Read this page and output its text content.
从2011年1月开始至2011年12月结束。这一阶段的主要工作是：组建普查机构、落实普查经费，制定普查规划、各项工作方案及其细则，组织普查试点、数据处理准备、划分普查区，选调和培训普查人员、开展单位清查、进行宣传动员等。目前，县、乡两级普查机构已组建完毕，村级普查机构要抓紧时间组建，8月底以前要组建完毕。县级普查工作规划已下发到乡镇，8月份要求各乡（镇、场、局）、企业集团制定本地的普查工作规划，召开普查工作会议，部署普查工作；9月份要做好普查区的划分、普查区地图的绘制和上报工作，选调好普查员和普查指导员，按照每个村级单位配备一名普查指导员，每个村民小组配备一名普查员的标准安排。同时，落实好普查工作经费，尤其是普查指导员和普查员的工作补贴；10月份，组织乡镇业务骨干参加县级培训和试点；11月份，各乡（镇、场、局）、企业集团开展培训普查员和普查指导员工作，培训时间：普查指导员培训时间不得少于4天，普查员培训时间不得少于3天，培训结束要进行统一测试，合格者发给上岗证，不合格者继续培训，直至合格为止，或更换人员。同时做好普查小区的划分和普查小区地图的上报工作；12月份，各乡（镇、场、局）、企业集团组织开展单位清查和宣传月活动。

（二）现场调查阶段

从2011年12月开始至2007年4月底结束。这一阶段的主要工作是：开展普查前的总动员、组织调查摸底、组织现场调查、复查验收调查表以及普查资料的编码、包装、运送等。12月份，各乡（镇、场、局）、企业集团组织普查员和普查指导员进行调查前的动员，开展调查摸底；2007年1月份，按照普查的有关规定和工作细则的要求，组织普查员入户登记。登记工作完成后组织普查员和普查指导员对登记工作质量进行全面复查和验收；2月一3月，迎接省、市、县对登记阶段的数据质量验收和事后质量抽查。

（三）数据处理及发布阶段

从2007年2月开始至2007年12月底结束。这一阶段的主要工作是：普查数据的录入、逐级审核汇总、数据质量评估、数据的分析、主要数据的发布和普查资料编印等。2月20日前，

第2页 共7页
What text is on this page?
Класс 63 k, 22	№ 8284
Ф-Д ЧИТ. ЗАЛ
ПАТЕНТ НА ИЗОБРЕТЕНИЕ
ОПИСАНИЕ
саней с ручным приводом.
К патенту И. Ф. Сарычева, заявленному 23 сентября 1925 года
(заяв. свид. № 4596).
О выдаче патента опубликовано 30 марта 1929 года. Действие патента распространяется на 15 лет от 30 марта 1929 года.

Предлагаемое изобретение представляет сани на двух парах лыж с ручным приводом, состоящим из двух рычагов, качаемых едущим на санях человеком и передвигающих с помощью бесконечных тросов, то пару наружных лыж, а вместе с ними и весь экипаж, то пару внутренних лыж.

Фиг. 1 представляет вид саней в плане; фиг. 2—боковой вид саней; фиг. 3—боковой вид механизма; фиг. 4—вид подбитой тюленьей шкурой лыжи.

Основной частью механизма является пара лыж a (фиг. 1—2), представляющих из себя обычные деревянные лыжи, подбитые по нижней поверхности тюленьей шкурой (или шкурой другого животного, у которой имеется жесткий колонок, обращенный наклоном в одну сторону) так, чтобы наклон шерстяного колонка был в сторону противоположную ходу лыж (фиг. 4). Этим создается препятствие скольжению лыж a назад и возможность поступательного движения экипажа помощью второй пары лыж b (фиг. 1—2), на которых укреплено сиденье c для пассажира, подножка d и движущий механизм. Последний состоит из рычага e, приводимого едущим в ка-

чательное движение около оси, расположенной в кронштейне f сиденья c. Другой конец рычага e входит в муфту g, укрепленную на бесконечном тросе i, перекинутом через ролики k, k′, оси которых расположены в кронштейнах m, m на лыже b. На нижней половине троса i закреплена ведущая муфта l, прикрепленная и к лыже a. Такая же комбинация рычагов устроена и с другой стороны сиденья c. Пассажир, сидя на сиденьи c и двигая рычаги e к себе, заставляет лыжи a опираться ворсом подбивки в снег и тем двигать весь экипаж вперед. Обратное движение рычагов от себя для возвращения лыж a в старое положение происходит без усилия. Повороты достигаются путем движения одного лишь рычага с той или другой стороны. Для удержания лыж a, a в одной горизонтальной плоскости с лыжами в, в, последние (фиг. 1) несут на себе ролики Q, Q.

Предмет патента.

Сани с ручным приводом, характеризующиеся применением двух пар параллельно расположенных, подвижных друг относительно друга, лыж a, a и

— Task to carry out —
What is the number of lines in the data above that include the word "саней"? Answer with that number only.

— Final result —
2